Given problem
In the entries below, count every line with the string "Search". State the count and nothing else.

Records provided

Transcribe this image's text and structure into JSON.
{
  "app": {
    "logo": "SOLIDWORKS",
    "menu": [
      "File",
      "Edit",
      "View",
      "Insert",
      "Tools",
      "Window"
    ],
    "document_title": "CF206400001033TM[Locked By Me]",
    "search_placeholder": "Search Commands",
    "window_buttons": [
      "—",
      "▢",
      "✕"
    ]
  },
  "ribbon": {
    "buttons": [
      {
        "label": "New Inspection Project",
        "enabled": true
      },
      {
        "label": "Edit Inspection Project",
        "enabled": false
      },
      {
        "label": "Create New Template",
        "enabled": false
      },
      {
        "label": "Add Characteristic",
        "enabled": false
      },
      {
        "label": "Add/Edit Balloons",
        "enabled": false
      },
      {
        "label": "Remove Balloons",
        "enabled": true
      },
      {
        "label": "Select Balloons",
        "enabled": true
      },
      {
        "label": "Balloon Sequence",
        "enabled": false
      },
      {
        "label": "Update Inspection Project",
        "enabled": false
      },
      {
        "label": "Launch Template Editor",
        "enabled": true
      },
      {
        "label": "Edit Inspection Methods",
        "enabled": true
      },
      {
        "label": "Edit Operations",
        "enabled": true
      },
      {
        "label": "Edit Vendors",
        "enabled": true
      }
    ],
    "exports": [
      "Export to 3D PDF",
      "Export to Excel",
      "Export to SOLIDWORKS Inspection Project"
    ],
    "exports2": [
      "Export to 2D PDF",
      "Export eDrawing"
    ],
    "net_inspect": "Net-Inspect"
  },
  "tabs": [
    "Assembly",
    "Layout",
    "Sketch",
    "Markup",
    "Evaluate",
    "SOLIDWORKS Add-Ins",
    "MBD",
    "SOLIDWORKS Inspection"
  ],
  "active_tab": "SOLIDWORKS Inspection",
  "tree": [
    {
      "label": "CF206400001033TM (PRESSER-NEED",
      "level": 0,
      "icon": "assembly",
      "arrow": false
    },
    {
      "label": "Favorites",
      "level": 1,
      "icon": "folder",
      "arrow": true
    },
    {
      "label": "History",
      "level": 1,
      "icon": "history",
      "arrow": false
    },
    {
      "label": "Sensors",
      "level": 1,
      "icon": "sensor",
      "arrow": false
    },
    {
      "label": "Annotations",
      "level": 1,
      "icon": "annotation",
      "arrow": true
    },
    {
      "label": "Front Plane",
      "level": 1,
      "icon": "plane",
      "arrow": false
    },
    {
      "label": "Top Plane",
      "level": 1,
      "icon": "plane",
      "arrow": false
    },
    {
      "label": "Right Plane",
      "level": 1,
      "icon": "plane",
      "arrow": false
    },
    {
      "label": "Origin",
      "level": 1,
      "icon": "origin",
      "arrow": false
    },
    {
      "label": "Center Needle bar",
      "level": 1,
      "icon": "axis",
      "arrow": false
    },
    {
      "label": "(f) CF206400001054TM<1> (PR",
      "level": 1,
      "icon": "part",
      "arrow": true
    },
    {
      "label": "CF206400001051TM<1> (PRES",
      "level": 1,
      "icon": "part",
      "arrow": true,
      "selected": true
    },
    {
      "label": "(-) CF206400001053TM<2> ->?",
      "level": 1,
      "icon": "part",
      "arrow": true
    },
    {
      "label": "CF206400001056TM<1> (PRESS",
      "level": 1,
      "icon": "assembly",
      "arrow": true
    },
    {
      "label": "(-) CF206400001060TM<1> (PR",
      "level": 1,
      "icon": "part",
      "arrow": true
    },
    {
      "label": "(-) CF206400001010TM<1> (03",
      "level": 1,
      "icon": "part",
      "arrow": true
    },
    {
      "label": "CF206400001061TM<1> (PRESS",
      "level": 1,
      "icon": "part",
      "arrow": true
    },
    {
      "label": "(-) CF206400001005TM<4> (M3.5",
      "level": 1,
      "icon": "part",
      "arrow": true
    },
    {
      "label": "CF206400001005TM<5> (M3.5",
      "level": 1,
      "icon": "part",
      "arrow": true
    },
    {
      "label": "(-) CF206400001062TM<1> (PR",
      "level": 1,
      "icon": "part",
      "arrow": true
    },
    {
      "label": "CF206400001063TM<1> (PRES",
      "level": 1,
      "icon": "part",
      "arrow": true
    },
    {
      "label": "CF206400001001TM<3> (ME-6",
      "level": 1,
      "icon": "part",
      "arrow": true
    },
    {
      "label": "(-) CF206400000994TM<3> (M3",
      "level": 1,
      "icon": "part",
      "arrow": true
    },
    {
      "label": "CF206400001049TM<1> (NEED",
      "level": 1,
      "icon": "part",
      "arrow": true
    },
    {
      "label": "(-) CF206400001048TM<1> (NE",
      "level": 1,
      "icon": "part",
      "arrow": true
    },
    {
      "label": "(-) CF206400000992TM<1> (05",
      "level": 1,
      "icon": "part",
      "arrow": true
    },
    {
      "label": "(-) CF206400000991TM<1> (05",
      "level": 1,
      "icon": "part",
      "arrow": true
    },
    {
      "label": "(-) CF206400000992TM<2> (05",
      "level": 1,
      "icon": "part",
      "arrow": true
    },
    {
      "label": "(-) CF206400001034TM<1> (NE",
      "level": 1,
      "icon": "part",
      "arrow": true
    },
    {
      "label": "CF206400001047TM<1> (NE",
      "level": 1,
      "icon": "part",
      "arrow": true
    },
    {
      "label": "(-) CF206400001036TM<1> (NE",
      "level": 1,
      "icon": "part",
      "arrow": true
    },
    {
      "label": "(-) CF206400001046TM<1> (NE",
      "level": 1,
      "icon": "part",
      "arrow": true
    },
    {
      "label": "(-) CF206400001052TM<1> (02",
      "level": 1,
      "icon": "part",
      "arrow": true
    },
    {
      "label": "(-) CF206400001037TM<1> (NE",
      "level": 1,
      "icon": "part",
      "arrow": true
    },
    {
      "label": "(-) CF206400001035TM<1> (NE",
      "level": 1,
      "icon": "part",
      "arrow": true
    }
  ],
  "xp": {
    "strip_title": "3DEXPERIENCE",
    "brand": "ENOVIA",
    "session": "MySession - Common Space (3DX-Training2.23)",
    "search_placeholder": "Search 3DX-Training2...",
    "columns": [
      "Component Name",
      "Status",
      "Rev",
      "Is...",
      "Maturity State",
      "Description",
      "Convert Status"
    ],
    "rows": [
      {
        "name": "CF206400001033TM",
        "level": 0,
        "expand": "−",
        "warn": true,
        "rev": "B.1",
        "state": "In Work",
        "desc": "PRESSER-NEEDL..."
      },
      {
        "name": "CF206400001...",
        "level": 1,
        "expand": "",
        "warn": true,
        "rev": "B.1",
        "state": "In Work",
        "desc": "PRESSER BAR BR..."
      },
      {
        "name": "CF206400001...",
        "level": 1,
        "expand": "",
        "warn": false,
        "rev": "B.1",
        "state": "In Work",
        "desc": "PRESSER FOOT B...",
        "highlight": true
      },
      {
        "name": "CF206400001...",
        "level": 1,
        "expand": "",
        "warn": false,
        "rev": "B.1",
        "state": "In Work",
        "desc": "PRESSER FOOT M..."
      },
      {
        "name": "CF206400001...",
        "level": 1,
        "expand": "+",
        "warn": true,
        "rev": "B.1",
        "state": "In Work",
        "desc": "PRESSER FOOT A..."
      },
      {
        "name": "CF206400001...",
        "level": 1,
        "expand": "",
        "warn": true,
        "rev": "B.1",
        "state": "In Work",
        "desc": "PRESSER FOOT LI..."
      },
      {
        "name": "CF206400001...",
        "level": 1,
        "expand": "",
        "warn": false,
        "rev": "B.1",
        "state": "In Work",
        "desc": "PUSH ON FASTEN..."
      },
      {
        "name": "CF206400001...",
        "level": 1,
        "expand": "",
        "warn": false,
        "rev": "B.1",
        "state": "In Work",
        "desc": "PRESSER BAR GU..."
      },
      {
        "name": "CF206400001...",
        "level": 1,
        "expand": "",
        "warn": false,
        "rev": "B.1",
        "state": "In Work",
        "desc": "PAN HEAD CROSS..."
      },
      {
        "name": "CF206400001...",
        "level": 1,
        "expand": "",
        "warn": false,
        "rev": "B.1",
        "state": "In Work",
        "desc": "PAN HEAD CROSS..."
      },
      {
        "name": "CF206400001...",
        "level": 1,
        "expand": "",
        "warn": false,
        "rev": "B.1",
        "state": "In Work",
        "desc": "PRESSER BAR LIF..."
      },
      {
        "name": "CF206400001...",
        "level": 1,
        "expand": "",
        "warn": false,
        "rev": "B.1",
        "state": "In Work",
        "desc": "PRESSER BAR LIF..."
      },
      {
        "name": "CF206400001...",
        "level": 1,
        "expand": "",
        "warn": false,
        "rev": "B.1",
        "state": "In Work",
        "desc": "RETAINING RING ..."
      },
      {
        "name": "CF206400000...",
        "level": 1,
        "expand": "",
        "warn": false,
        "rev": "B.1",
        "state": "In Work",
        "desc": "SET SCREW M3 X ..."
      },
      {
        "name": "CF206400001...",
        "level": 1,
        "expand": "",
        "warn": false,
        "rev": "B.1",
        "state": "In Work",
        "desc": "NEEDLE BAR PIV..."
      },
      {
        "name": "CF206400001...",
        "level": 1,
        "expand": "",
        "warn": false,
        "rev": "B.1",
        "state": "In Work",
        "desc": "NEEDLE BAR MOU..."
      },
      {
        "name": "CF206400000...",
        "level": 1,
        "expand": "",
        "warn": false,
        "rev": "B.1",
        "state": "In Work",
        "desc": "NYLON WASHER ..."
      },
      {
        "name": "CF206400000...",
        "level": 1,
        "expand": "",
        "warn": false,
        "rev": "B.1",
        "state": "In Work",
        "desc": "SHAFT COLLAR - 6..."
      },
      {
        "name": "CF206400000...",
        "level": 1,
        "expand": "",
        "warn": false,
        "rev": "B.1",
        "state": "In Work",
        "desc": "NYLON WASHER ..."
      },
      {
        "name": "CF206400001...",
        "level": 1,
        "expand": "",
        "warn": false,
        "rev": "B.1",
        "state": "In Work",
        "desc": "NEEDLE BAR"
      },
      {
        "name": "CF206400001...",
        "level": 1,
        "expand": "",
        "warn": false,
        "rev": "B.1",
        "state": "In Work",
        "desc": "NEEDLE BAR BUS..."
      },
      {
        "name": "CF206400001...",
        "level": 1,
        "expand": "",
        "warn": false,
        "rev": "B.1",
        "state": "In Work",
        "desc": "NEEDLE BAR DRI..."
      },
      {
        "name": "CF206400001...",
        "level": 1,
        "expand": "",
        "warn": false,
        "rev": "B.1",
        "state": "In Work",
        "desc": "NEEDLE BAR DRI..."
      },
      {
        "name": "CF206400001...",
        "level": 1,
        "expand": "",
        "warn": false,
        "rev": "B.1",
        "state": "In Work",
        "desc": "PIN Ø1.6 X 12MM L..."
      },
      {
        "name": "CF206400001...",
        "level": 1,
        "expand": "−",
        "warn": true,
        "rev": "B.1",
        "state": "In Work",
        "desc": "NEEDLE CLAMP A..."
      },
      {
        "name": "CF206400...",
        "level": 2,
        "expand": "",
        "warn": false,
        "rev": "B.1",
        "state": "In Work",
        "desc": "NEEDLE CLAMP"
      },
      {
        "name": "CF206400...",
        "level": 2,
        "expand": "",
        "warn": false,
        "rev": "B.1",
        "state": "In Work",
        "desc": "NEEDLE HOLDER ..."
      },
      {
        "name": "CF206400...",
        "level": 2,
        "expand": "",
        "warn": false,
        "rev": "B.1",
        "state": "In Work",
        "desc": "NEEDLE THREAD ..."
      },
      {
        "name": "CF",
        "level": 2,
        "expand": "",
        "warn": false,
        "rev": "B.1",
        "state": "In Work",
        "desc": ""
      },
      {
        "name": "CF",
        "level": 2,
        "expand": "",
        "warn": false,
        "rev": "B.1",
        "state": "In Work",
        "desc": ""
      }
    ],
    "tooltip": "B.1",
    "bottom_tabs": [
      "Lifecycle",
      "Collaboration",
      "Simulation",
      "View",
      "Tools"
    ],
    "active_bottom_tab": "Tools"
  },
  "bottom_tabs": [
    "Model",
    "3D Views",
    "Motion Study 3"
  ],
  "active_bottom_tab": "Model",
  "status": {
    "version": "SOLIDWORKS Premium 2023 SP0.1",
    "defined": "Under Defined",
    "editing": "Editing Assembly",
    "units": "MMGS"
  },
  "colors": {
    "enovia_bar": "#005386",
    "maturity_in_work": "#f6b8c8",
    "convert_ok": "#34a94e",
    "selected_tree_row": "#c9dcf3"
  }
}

Solution for this exercise
2